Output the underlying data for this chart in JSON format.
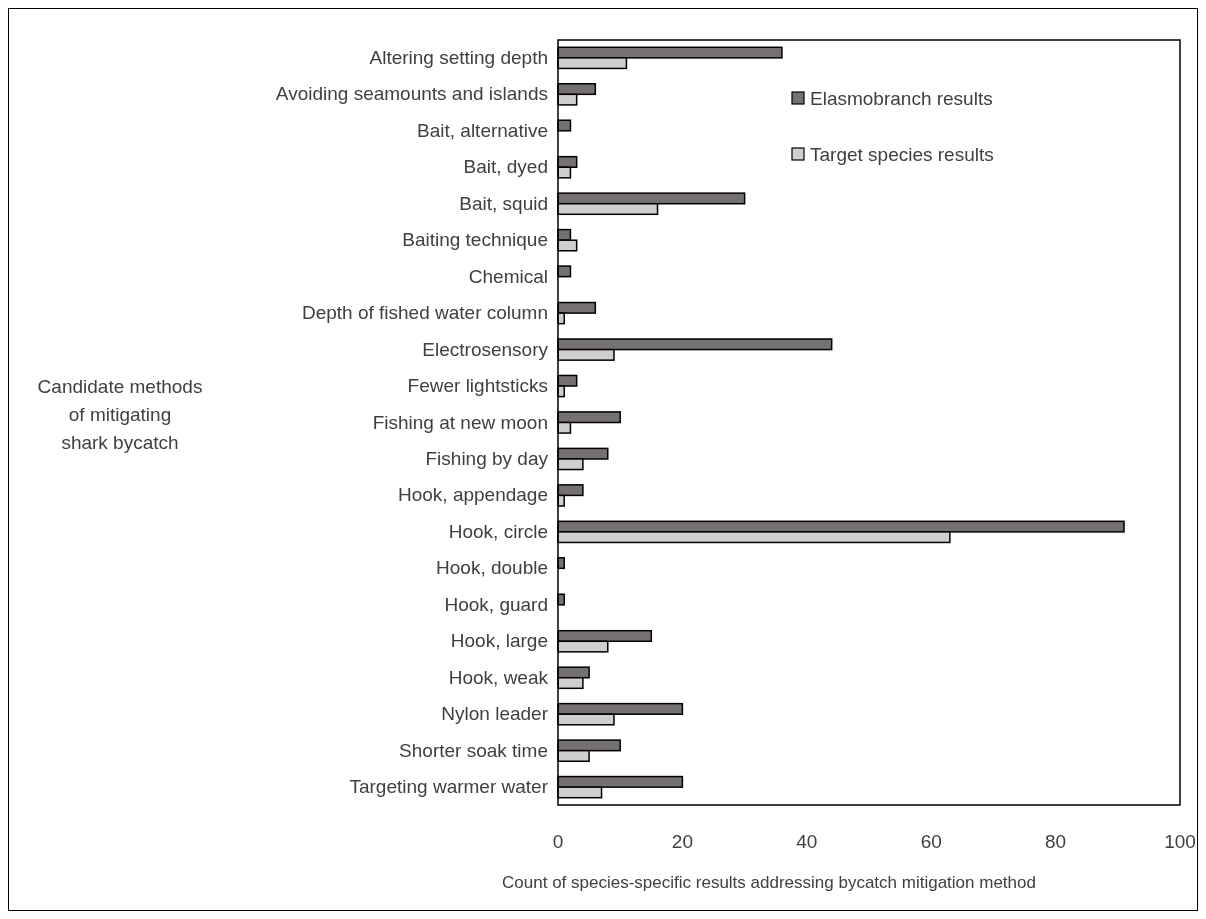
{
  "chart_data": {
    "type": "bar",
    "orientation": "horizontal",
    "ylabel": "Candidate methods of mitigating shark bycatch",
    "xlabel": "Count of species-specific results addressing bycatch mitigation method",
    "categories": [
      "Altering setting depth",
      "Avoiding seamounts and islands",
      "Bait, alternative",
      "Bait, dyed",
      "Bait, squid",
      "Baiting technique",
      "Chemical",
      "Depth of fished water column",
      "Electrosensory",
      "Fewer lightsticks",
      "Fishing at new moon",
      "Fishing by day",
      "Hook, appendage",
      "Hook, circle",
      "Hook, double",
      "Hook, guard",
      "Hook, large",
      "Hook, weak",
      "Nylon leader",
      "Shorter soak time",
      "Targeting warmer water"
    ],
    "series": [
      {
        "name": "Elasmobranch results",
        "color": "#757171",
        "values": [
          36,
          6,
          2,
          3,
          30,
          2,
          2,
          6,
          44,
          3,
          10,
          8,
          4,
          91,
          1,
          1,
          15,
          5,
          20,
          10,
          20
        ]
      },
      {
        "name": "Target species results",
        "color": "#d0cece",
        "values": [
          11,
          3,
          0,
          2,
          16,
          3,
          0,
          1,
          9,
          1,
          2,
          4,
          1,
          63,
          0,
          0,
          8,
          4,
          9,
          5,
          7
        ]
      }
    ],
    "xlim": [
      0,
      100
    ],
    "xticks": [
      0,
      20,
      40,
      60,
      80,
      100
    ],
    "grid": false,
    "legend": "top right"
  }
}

++++

Reproduce every line of the listing above in which the string "Hook" appears.

      "Hook, appendage",
      "Hook, circle",
      "Hook, double",
      "Hook, guard",
      "Hook, large",
      "Hook, weak",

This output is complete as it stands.